* EXERCISE PROMPT
Copy every line from the records below that holds the word "center".

○ ○ ○ ○ ○ ○ ○

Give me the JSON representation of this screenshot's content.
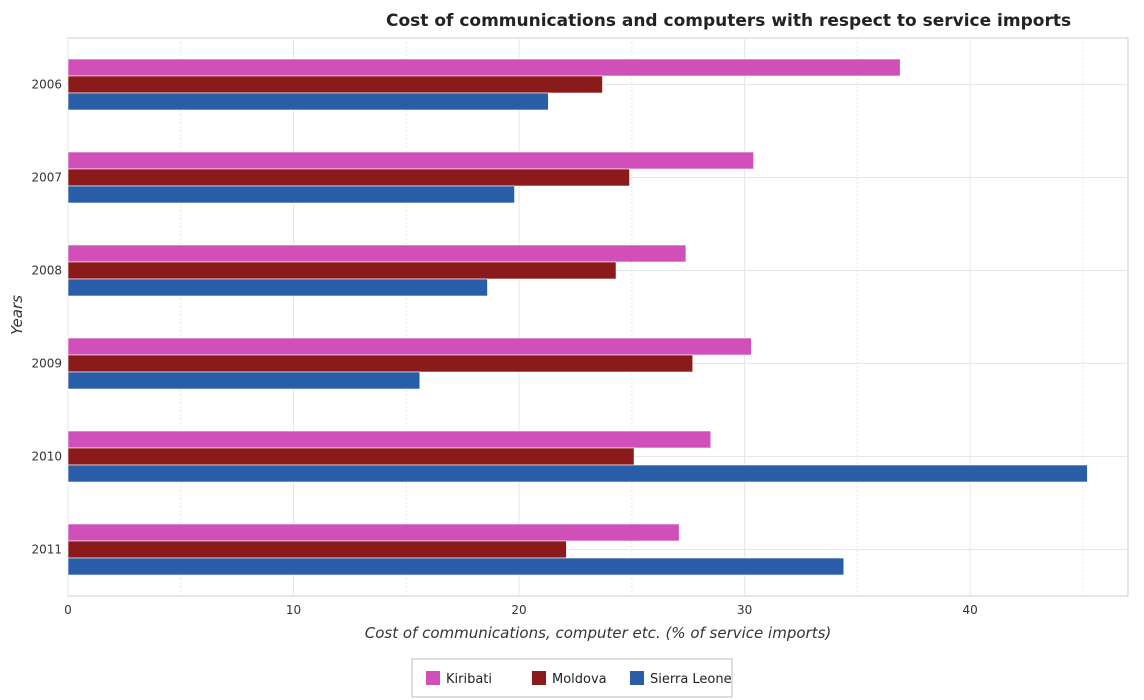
{
  "chart_data": {
    "type": "bar",
    "orientation": "horizontal",
    "title": "Cost of communications and computers with respect to service imports",
    "xlabel": "Cost of communications, computer etc. (% of service imports)",
    "ylabel": "Years",
    "categories": [
      "2006",
      "2007",
      "2008",
      "2009",
      "2010",
      "2011"
    ],
    "xlim": [
      0,
      47
    ],
    "xticks": [
      0,
      10,
      20,
      30,
      40
    ],
    "grid": true,
    "legend_position": "bottom-center",
    "series": [
      {
        "name": "Kiribati",
        "color": "#d14fb8",
        "values": [
          36.9,
          30.4,
          27.4,
          30.3,
          28.5,
          27.1
        ]
      },
      {
        "name": "Moldova",
        "color": "#8b1a1a",
        "values": [
          23.7,
          24.9,
          24.3,
          27.7,
          25.1,
          22.1
        ]
      },
      {
        "name": "Sierra Leone",
        "color": "#2a5da8",
        "values": [
          21.3,
          19.8,
          18.6,
          15.6,
          45.2,
          34.4
        ]
      }
    ]
  }
}
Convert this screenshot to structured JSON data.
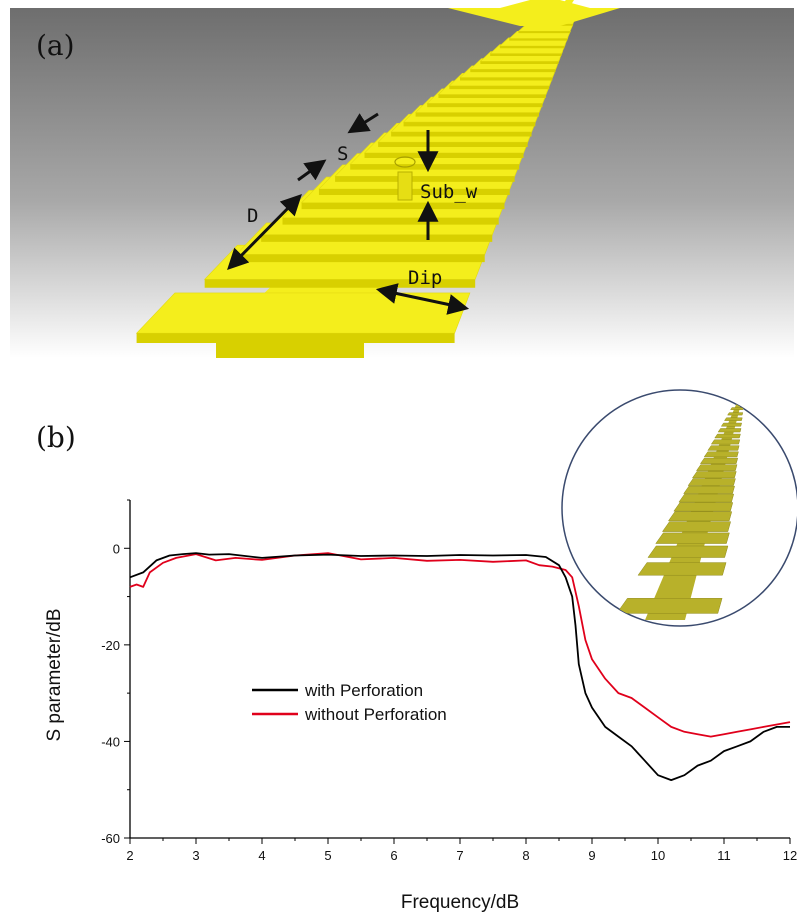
{
  "panel_a": {
    "label": "(a)",
    "annotations": {
      "s": "S",
      "sub_w": "Sub_w",
      "d": "D",
      "dip": "Dip"
    },
    "colors": {
      "strip": "#f4ee1c",
      "strip_side": "#d8d000",
      "arrow": "#111111",
      "background_top": "#6e6e6e",
      "background_bottom": "#ffffff"
    }
  },
  "panel_b": {
    "label": "(b)",
    "inset": {
      "colors": {
        "strip": "#b8b12a",
        "border": "#3a4a6e"
      }
    }
  },
  "chart_data": {
    "type": "line",
    "title": "",
    "xlabel": "Frequency/dB",
    "ylabel": "S parameter/dB",
    "xlim": [
      2,
      12
    ],
    "ylim": [
      -60,
      10
    ],
    "x_ticks": [
      "2",
      "3",
      "4",
      "5",
      "6",
      "7",
      "8",
      "9",
      "10",
      "11",
      "12"
    ],
    "y_ticks": [
      "0",
      "-20",
      "-40",
      "-60"
    ],
    "legend_position": "center-left",
    "grid": false,
    "series": [
      {
        "name": "with Perforation",
        "color": "#000000",
        "x": [
          2.0,
          2.2,
          2.4,
          2.6,
          2.8,
          3.0,
          3.2,
          3.5,
          4.0,
          4.5,
          5.0,
          5.5,
          6.0,
          6.5,
          7.0,
          7.5,
          8.0,
          8.3,
          8.5,
          8.6,
          8.7,
          8.75,
          8.8,
          8.9,
          9.0,
          9.1,
          9.2,
          9.4,
          9.6,
          9.8,
          10.0,
          10.2,
          10.4,
          10.6,
          10.8,
          11.0,
          11.2,
          11.4,
          11.6,
          11.8,
          12.0
        ],
        "y": [
          -6,
          -5,
          -2.5,
          -1.5,
          -1.2,
          -1,
          -1.3,
          -1.2,
          -2,
          -1.5,
          -1.3,
          -1.6,
          -1.5,
          -1.6,
          -1.4,
          -1.5,
          -1.4,
          -1.8,
          -3.5,
          -6,
          -10,
          -16,
          -24,
          -30,
          -33,
          -35,
          -37,
          -39,
          -41,
          -44,
          -47,
          -48,
          -47,
          -45,
          -44,
          -42,
          -41,
          -40,
          -38,
          -37,
          -37
        ]
      },
      {
        "name": "without Perforation",
        "color": "#e0001b",
        "x": [
          2.0,
          2.1,
          2.2,
          2.3,
          2.5,
          2.7,
          3.0,
          3.3,
          3.6,
          4.0,
          4.5,
          5.0,
          5.5,
          6.0,
          6.5,
          7.0,
          7.5,
          8.0,
          8.2,
          8.4,
          8.6,
          8.7,
          8.8,
          8.9,
          9.0,
          9.2,
          9.4,
          9.6,
          9.8,
          10.0,
          10.2,
          10.4,
          10.6,
          10.8,
          11.0,
          11.2,
          11.4,
          11.6,
          11.8,
          12.0
        ],
        "y": [
          -8,
          -7.5,
          -8,
          -5,
          -3,
          -2,
          -1.2,
          -2.5,
          -2,
          -2.4,
          -1.5,
          -1,
          -2.3,
          -2,
          -2.6,
          -2.4,
          -2.8,
          -2.5,
          -3.5,
          -3.8,
          -4.5,
          -6,
          -12,
          -19,
          -23,
          -27,
          -30,
          -31,
          -33,
          -35,
          -37,
          -38,
          -38.5,
          -39,
          -38.5,
          -38,
          -37.5,
          -37,
          -36.5,
          -36
        ]
      }
    ]
  }
}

○ ○ ○ ○ ○ ○ ○

* WORKED ANSWER
    "legend_position": "bottom-center",
    "legend_position": "center-left",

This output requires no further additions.